▶ _Challenge_: Copy each line of the listing below exactly.

▶ _Material for this exercise_:
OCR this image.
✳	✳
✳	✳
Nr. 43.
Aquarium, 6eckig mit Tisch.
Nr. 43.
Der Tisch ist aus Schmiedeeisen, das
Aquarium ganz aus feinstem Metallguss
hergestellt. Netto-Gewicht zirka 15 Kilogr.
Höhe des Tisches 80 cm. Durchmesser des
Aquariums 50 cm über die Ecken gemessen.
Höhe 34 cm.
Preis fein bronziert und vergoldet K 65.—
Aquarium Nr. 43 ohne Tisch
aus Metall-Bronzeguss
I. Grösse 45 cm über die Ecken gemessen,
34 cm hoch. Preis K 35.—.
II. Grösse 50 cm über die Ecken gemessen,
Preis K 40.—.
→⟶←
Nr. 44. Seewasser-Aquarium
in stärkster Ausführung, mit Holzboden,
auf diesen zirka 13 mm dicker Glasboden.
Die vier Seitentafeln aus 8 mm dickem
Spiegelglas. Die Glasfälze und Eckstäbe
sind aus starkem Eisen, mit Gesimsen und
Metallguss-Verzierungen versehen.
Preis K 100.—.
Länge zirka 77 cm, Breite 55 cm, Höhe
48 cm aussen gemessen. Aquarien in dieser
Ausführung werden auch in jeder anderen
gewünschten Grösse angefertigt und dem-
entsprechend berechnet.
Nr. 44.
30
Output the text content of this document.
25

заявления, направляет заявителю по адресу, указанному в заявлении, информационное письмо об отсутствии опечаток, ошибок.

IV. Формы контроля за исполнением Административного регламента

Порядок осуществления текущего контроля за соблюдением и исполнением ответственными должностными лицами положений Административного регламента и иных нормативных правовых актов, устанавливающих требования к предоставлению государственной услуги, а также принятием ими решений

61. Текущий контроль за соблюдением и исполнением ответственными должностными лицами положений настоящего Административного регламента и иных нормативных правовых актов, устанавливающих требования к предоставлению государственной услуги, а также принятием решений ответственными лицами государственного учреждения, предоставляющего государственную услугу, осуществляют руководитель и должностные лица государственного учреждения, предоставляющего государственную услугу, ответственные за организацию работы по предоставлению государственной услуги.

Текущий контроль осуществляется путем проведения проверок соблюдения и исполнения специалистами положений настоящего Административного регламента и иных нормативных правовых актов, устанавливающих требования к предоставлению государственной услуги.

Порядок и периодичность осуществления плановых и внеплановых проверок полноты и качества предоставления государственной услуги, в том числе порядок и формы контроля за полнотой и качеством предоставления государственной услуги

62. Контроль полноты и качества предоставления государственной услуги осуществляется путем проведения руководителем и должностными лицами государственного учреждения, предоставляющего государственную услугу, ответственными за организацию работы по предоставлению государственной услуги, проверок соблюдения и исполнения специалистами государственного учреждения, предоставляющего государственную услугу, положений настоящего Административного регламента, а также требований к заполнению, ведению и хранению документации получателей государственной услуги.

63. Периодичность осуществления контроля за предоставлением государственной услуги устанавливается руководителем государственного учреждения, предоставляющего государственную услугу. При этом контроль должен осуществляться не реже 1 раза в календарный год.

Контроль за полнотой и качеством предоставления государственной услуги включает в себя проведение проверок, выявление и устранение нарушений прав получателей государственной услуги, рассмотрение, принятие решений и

▶ _Answer below_:
OCR this image.
✳	✳
✳	✳
Nr. 43.
Aquarium, 6eckig mit Tisch.
Nr. 43.
Der Tisch ist aus Schmiedeeisen, das
Aquarium ganz aus feinstem Metallguss
hergestellt. Netto-Gewicht zirka 15 Kilogr.
Höhe des Tisches 80 cm. Durchmesser des
Aquariums 50 cm über die Ecken gemessen.
Höhe 34 cm.
Preis fein bronziert und vergoldet K 65.—
Aquarium Nr. 43 ohne Tisch
aus Metall-Bronzeguss
I. Grösse 45 cm über die Ecken gemessen,
34 cm hoch. Preis K 35.—.
II. Grösse 50 cm über die Ecken gemessen,
Preis K 40.—.
→⟶←
Nr. 44. Seewasser-Aquarium
in stärkster Ausführung, mit Holzboden,
auf diesen zirka 13 mm dicker Glasboden.
Die vier Seitentafeln aus 8 mm dickem
Spiegelglas. Die Glasfälze und Eckstäbe
sind aus starkem Eisen, mit Gesimsen und
Metallguss-Verzierungen versehen.
Preis K 100.—.
Länge zirka 77 cm, Breite 55 cm, Höhe
48 cm aussen gemessen. Aquarien in dieser
Ausführung werden auch in jeder anderen
gewünschten Grösse angefertigt und dem-
entsprechend berechnet.
Nr. 44.
30
Output the text content of this document.
25

заявления, направляет заявителю по адресу, указанному в заявлении, информационное письмо об отсутствии опечаток, ошибок.

IV. Формы контроля за исполнением Административного регламента

Порядок осуществления текущего контроля за соблюдением и исполнением ответственными должностными лицами положений Административного регламента и иных нормативных правовых актов, устанавливающих требования к предоставлению государственной услуги, а также принятием ими решений

61. Текущий контроль за соблюдением и исполнением ответственными должностными лицами положений настоящего Административного регламента и иных нормативных правовых актов, устанавливающих требования к предоставлению государственной услуги, а также принятием решений ответственными лицами государственного учреждения, предоставляющего государственную услугу, осуществляют руководитель и должностные лица государственного учреждения, предоставляющего государственную услугу, ответственные за организацию работы по предоставлению государственной услуги.

Текущий контроль осуществляется путем проведения проверок соблюдения и исполнения специалистами положений настоящего Административного регламента и иных нормативных правовых актов, устанавливающих требования к предоставлению государственной услуги.

Порядок и периодичность осуществления плановых и внеплановых проверок полноты и качества предоставления государственной услуги, в том числе порядок и формы контроля за полнотой и качеством предоставления государственной услуги

62. Контроль полноты и качества предоставления государственной услуги осуществляется путем проведения руководителем и должностными лицами государственного учреждения, предоставляющего государственную услугу, ответственными за организацию работы по предоставлению государственной услуги, проверок соблюдения и исполнения специалистами государственного учреждения, предоставляющего государственную услугу, положений настоящего Административного регламента, а также требований к заполнению, ведению и хранению документации получателей государственной услуги.

63. Периодичность осуществления контроля за предоставлением государственной услуги устанавливается руководителем государственного учреждения, предоставляющего государственную услугу. При этом контроль должен осуществляться не реже 1 раза в календарный год.

Контроль за полнотой и качеством предоставления государственной услуги включает в себя проведение проверок, выявление и устранение нарушений прав получателей государственной услуги, рассмотрение, принятие решений и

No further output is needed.